* [Saved entries]
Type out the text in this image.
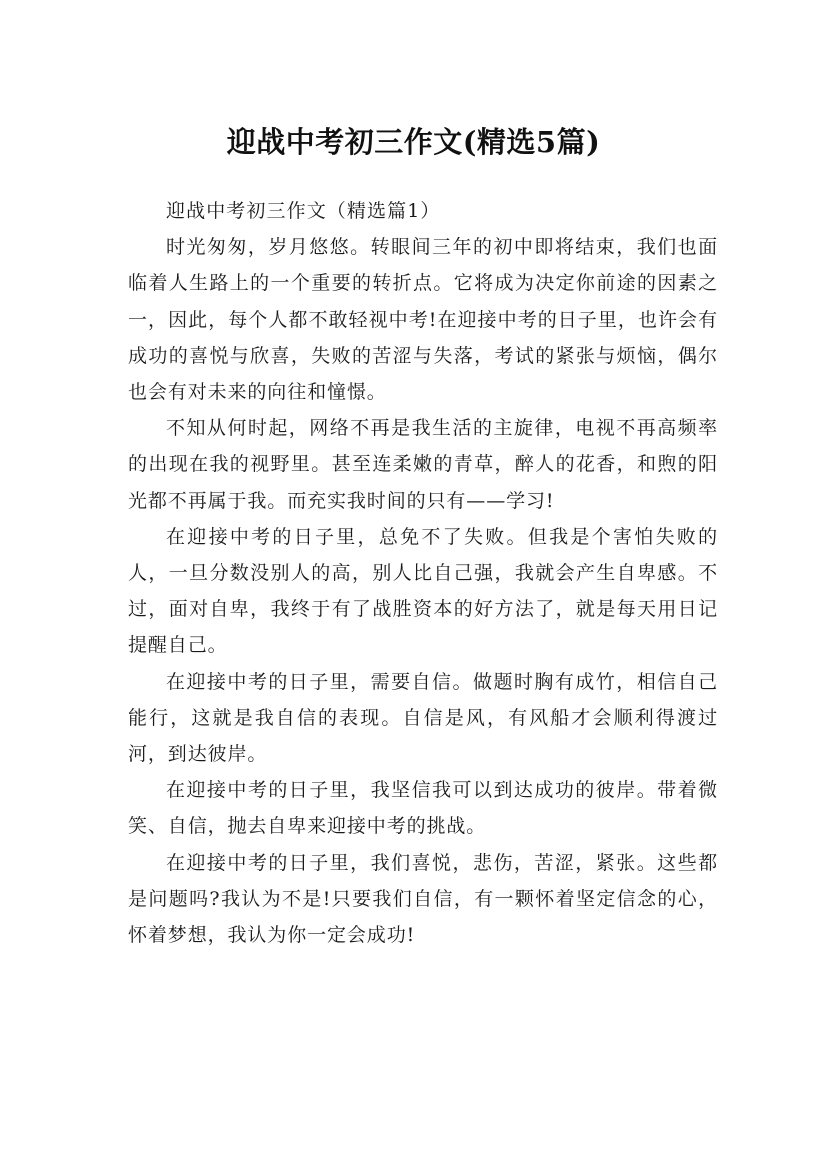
迎战中考初三作文(精选5篇)

迎战中考初三作文（精选篇1）

时光匆匆，岁月悠悠。转眼间三年的初中即将结束，我们也面临着人生路上的一个重要的转折点。它将成为决定你前途的因素之一，因此，每个人都不敢轻视中考!在迎接中考的日子里，也许会有成功的喜悦与欣喜，失败的苦涩与失落，考试的紧张与烦恼，偶尔也会有对未来的向往和憧憬。

不知从何时起，网络不再是我生活的主旋律，电视不再高频率的出现在我的视野里。甚至连柔嫩的青草，醉人的花香，和煦的阳光都不再属于我。而充实我时间的只有——学习!

在迎接中考的日子里，总免不了失败。但我是个害怕失败的人，一旦分数没别人的高，别人比自己强，我就会产生自卑感。不过，面对自卑，我终于有了战胜资本的好方法了，就是每天用日记提醒自己。

在迎接中考的日子里，需要自信。做题时胸有成竹，相信自己能行，这就是我自信的表现。自信是风，有风船才会顺利得渡过河，到达彼岸。

在迎接中考的日子里，我坚信我可以到达成功的彼岸。带着微笑、自信，抛去自卑来迎接中考的挑战。

在迎接中考的日子里，我们喜悦，悲伤，苦涩，紧张。这些都是问题吗?我认为不是!只要我们自信，有一颗怀着坚定信念的心，怀着梦想，我认为你一定会成功!
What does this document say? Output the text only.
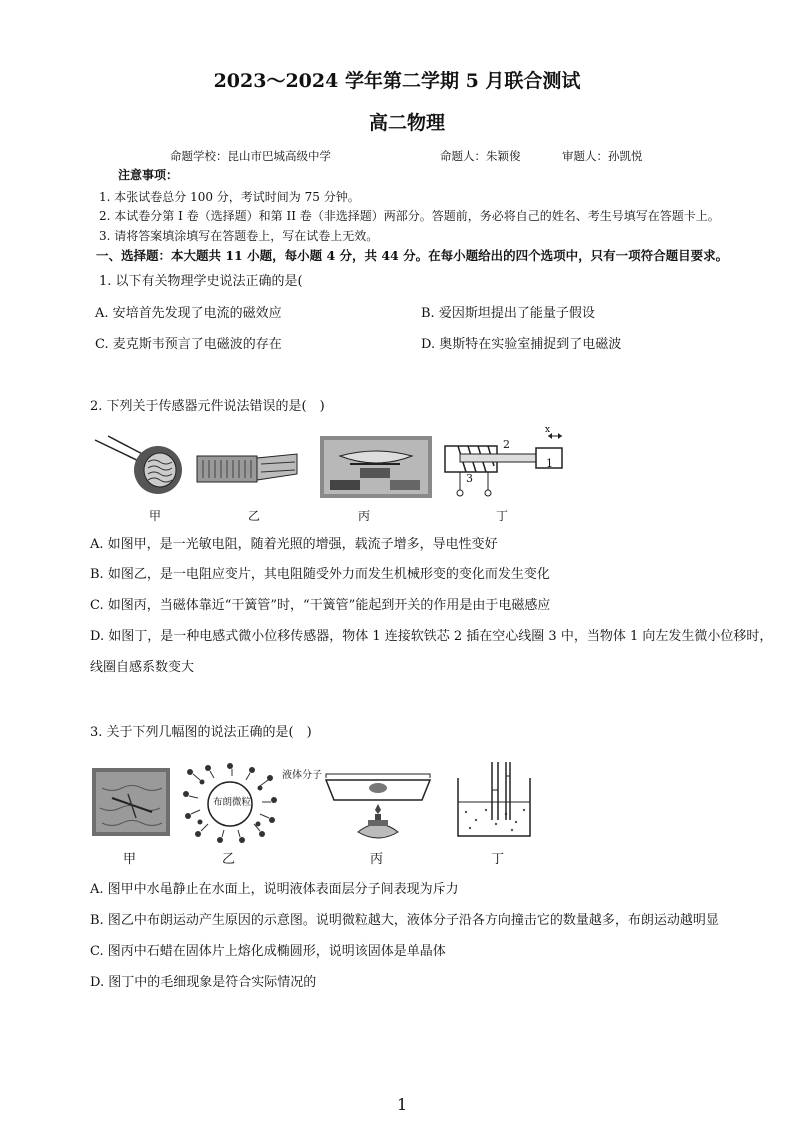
2023～2024 学年第二学期 5 月联合测试
高二物理
命题学校：昆山市巴城高级中学	命题人：朱颖俊	审题人：孙凯悦
注意事项：
1. 本张试卷总分 100 分，考试时间为 75 分钟。
2. 本试卷分第 I 卷（选择题）和第 II 卷（非选择题）两部分。答题前，务必将自己的姓名、考生号填写在答题卡上。
3. 请将答案填涂填写在答题卷上，写在试卷上无效。
一、选择题：本大题共 11 小题，每小题 4 分，共 44 分。在每小题给出的四个选项中，只有一项符合题目要求。
1. 以下有关物理学史说法正确的是(
A. 安培首先发现了电流的磁效应	B. 爱因斯坦提出了能量子假设
C. 麦克斯韦预言了电磁波的存在	D. 奥斯特在实验室捕捉到了电磁波
2. 下列关于传感器元件说法错误的是(　)
甲	乙	丙
2
x
3
1
丁
A. 如图甲，是一光敏电阻，随着光照的增强，载流子增多，导电性变好
B. 如图乙，是一电阻应变片，其电阻随受外力而发生机械形变的变化而发生变化
C. 如图丙，当磁体靠近“干簧管”时，“干簧管”能起到开关的作用是由于电磁感应
D. 如图丁，是一种电感式微小位移传感器，物体 1 连接软铁芯 2 插在空心线圈 3 中，当物体 1 向左发生微小位移时，
线圈自感系数变大
3. 关于下列几幅图的说法正确的是(　)
甲
布朗微粒
液体分子
乙	丙	丁
A. 图甲中水黾静止在水面上，说明液体表面层分子间表现为斥力
B. 图乙中布朗运动产生原因的示意图。说明微粒越大，液体分子沿各方向撞击它的数量越多，布朗运动越明显
C. 图丙中石蜡在固体片上熔化成椭圆形，说明该固体是单晶体
D. 图丁中的毛细现象是符合实际情况的
1
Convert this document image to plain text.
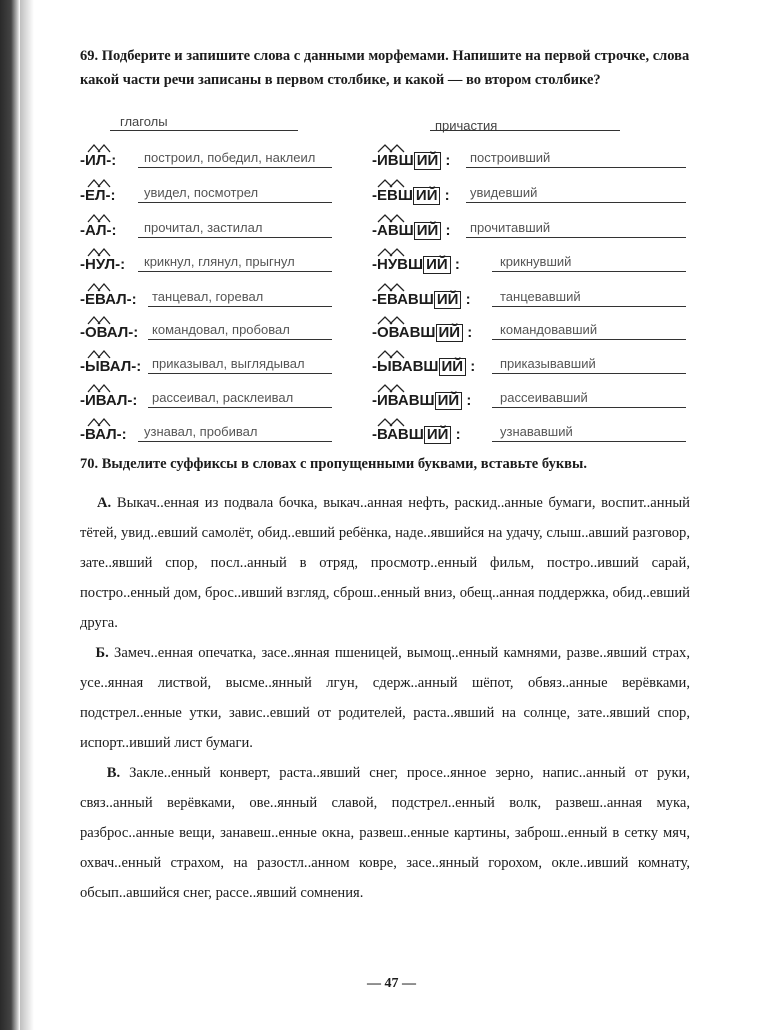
69. Подберите и запишите слова с данными морфемами. Напишите на первой строчке, слова какой части речи записаны в первом столбике, и какой — во втором столбике?
глаголы	причастия
-ИЛ-: построил, победил, наклеил	-ИВШ ИЙ : построивший
-ЕЛ-: увидел, посмотрел	-ЕВШ ИЙ : увидевший
-АЛ-: прочитал, застилал	-АВШ ИЙ : прочитавший
-НУЛ-: крикнул, глянул, прыгнул	-НУВШ ИЙ :	крикнувший
-ЕВАЛ-: танцевал, горевал	-ЕВАВШ ИЙ : танцевавший
-ОВАЛ-: командовал, пробовал	-ОВАВШ ИЙ : командовавший
-ЫВАЛ-: приказывал, выглядывал	-ЫВАВШ ИЙ : приказывавший
-ИВАЛ-: рассеивал, расклеивал	-ИВАВШ ИЙ : рассеивавший
-ВАЛ-: узнавал, пробивал	-ВАВШ ИЙ :	узнававший
70. Выделите суффиксы в словах с пропущенными буквами, вставьте буквы.
А. Выкач..енная из подвала бочка, выкач..анная нефть, раскид..анные бумаги, воспит..анный тётей, увид..евший самолёт, обид..евший ребёнка, наде..явшийся на удачу, слыш..авший разговор, зате..явший спор, посл..анный в отряд, просмотр..енный фильм, постро..ивший сарай, постро..енный дом, брос..ивший взгляд, сброш..енный вниз, обещ..анная поддержка, обид..евший друга.
Б. Замеч..енная опечатка, засе..янная пшеницей, вымощ..енный камнями, разве..явший страх, усе..янная листвой, высме..янный лгун, сдерж..анный шёпот, обвяз..анные верёвками, подстрел..енные утки, завис..евший от родителей, раста..явший на солнце, зате..явший спор, испорт..ивший лист бумаги.
В. Закле..енный конверт, раста..явший снег, просе..янное зерно, напис..анный от руки, связ..анный верёвками, ове..янный славой, подстрел..енный волк, развеш..анная мука, разброс..анные вещи, занавеш..енные окна, развеш..енные картины, заброш..енный в сетку мяч, охвач..енный страхом, на разостл..анном ковре, засе..янный горохом, окле..ивший комнату, обсып..авшийся снег, рассе..явший сомнения.
— 47 —
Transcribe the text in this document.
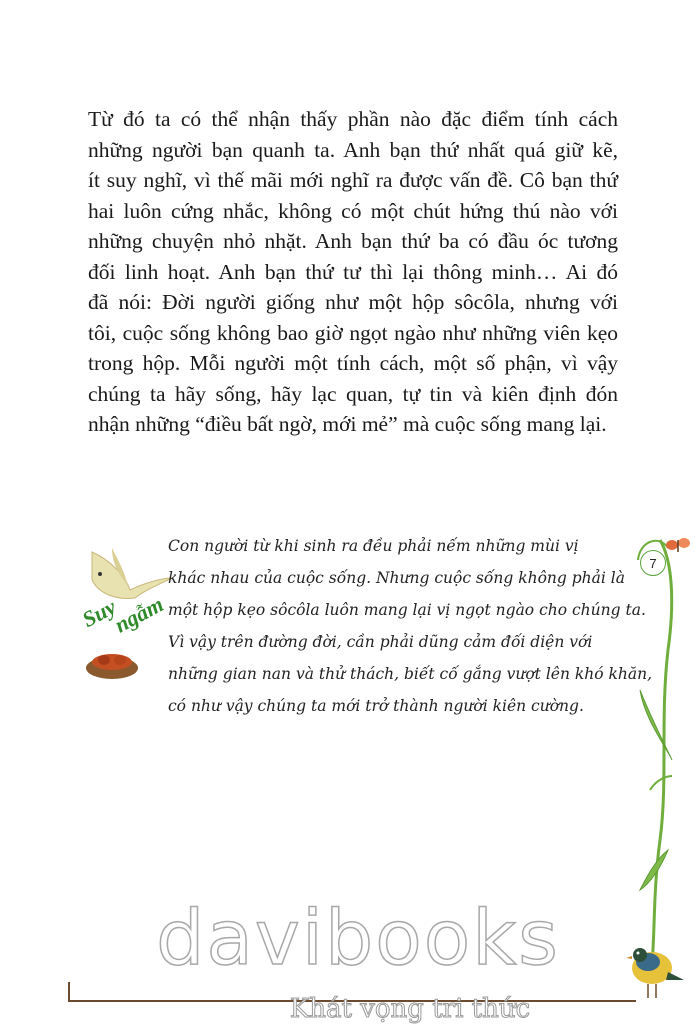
Từ đó ta có thể nhận thấy phần nào đặc điểm tính cách
những người bạn quanh ta. Anh bạn thứ nhất quá giữ kẽ,
ít suy nghĩ, vì thế mãi mới nghĩ ra được vấn đề. Cô bạn thứ
hai luôn cứng nhắc, không có một chút hứng thú nào với
những chuyện nhỏ nhặt. Anh bạn thứ ba có đầu óc tương
đối linh hoạt. Anh bạn thứ tư thì lại thông minh… Ai đó
đã nói: Đời người giống như một hộp sôcôla, nhưng với
tôi, cuộc sống không bao giờ ngọt ngào như những viên kẹo
trong hộp. Mỗi người một tính cách, một số phận, vì vậy
chúng ta hãy sống, hãy lạc quan, tự tin và kiên định đón
nhận những “điều bất ngờ, mới mẻ” mà cuộc sống mang lại.
Suy
ngẫm
Con người từ khi sinh ra đều phải nếm những mùi vị
khác nhau của cuộc sống. Nhưng cuộc sống không phải là
một hộp kẹo sôcôla luôn mang lại vị ngọt ngào cho chúng ta.
Vì vậy trên đường đời, cần phải dũng cảm đối diện với
những gian nan và thử thách, biết cố gắng vượt lên khó khăn,
có như vậy chúng ta mới trở thành người kiên cường.
7
davibooks
Khát vọng tri thức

* [TASK INSTRUCTIONS]
Track down every line with the word "подстрел" and copy it.

* [WRITTEN ANSWER]
Б. Замеч..енная опечатка, засе..янная пшеницей, вымощ..енный камнями, разве..явший страх, усе..янная листвой, высме..янный лгун, сдерж..анный шёпот, обвяз..анные верёвками, подстрел..енные утки, завис..евший от родителей, раста..явший на солнце, зате..явший спор, испорт..ивший лист бумаги.
В. Закле..енный конверт, раста..явший снег, просе..янное зерно, напис..анный от руки, связ..анный верёвками, ове..янный славой, подстрел..енный волк, развеш..анная мука, разброс..анные вещи, занавеш..енные окна, развеш..енные картины, заброш..енный в сетку мяч, охвач..енный страхом, на разостл..анном ковре, засе..янный горохом, окле..ивший комнату, обсып..авшийся снег, рассе..явший сомнения.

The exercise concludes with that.